#### Task instructions:
Return all lines below containing the word "периферической".

#### Rows:
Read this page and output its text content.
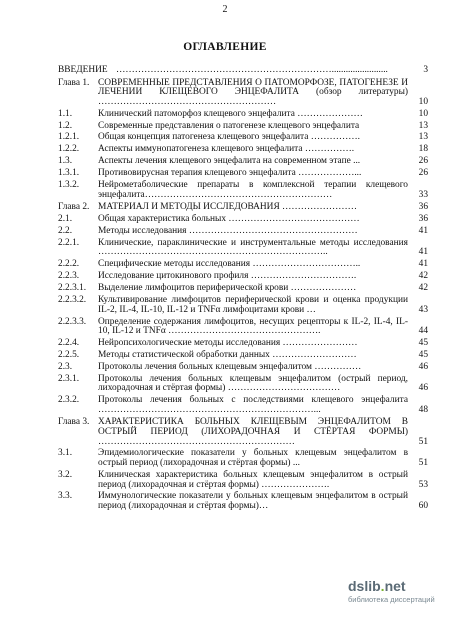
2
ОГЛАВЛЕНИЕ
ВВЕДЕНИЕ ……………………………………………………………........................	3
Глава 1. СОВРЕМЕННЫЕ ПРЕДСТАВЛЕНИЯ О ПАТОМОРФОЗЕ, ПАТОГЕНЕЗЕ И ЛЕЧЕНИИ КЛЕЩЕВОГО ЭНЦЕФАЛИТА (обзор литературы) …………………………………………………	10
1.1.	Клинический патоморфоз клещевого энцефалита …………………	10
1.2.	Современные представления о патогенезе клещевого энцефалита	13
1.2.1. Общая концепция патогенеза клещевого энцефалита …………….	13
1.2.2. Аспекты иммунопатогенеза клещевого энцефалита …………….	18
1.3.	Аспекты лечения клещевого энцефалита на современном этапе ...	26
1.3.1. Противовирусная терапия клещевого энцефалита ………………...	26
1.3.2. Нейрометаболические препараты в комплексной терапии клещевого энцефалита……………………………………………………	33
Глава 2. МАТЕРИАЛ И МЕТОДЫ ИССЛЕДОВАНИЯ ……………………	36
2.1.	Общая характеристика больных ……………………………………	36
2.2.	Методы исследования ………………………………………………	41
2.2.1. Клинические, параклинические и инструментальные методы исследования ………………………………………………………………..	41
2.2.2. Специфические методы исследования ……………………………..	41
2.2.3. Исследование цитокинового профиля …………………………….	42
2.2.3.1. Выделение лимфоцитов периферической крови …………………	42
2.2.3.2. Культивирование лимфоцитов периферической крови и оценка продукции IL-2, IL-4, IL-10, IL-12 и TNFα лимфоцитами крови …	43
2.2.3.3. Определение содержания лимфоцитов, несущих рецепторы к IL-2, IL-4, IL-10, IL-12 и TNFα ………………………………………….	44
2.2.4. Нейропсихологические методы исследования ……………………	45
2.2.5. Методы статистической обработки данных ………………………	45
2.3.	Протоколы лечения больных клещевым энцефалитом ……………	46
2.3.1. Протоколы лечения больных клещевым энцефалитом (острый период, лихорадочная и стёртая формы) ………………………………	46
2.3.2. Протоколы лечения больных с последствиями клещевого энцефалита ……………………………………………………………...	48
Глава 3. ХАРАКТЕРИСТИКА БОЛЬНЫХ КЛЕЩЕВЫМ ЭНЦЕФАЛИТОМ В ОСТРЫЙ ПЕРИОД (ЛИХОРАДОЧНАЯ И СТЁРТАЯ ФОРМЫ) ………………………………………………………	51
3.1.	Эпидемиологические показатели у больных клещевым энцефалитом в острый период (лихорадочная и стёртая формы) ...	51
3.2.	Клиническая характеристика больных клещевым энцефалитом в острый период (лихорадочная и стёртая формы) ………………….	53
3.3.	Иммунологические показатели у больных клещевым энцефалитом в острый период (лихорадочная и стёртая формы)…	60
dslib.net
библиотека диссертаций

#### Written response:
2.2.3.1. Выделение лимфоцитов периферической крови …………………	42
2.2.3.2. Культивирование лимфоцитов периферической крови и оценка продукции IL-2, IL-4, IL-10, IL-12 и TNFα лимфоцитами крови …	43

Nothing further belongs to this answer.